◆ What you should do:
Report every line in the listing below where the string "rotate" shows up.

◆ Dataset extract:
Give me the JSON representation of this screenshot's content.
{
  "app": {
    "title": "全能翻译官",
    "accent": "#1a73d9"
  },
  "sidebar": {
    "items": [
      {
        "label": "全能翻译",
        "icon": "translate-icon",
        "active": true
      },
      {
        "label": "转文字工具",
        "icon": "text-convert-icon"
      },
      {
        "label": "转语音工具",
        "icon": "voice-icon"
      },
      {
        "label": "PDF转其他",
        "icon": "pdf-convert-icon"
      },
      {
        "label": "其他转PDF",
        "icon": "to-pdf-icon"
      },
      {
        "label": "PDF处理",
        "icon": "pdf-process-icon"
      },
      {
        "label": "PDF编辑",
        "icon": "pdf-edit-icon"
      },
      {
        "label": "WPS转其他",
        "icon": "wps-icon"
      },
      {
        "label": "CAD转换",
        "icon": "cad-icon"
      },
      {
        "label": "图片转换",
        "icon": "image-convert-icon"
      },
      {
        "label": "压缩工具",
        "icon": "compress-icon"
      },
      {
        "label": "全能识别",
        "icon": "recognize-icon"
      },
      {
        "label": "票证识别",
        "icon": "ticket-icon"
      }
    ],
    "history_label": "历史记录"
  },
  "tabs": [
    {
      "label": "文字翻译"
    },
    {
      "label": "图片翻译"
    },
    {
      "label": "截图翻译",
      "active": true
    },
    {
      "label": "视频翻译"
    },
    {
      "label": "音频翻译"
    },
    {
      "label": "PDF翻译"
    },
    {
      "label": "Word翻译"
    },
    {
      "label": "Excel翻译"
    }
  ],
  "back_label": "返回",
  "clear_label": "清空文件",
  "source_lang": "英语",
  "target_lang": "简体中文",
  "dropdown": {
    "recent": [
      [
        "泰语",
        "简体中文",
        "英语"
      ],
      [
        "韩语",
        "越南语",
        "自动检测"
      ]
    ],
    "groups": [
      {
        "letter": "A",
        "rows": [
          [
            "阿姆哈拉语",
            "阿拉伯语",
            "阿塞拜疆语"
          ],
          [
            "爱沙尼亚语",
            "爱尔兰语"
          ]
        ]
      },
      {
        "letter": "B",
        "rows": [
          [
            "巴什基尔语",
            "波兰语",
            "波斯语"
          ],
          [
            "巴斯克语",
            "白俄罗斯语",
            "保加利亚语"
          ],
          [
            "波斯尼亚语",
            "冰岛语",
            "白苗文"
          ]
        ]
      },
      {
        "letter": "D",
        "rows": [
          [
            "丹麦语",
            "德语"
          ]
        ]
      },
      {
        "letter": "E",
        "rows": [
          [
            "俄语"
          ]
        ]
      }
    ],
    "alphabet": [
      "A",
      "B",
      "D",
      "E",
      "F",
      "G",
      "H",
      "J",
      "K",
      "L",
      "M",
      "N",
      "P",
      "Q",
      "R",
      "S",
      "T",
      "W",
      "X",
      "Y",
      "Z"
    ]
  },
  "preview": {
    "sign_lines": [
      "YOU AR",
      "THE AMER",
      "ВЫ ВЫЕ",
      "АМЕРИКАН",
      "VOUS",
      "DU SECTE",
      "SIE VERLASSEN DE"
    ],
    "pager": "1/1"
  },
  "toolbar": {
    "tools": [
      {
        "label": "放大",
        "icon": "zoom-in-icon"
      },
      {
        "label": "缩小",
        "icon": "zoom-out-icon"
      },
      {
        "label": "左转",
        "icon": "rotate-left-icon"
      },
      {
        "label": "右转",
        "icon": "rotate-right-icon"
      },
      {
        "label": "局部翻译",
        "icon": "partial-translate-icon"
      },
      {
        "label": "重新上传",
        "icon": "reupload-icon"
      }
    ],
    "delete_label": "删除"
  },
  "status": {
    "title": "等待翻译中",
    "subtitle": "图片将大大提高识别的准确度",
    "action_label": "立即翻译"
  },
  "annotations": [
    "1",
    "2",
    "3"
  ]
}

◆ Solution to this task:
        "icon": "rotate-left-icon"
        "icon": "rotate-right-icon"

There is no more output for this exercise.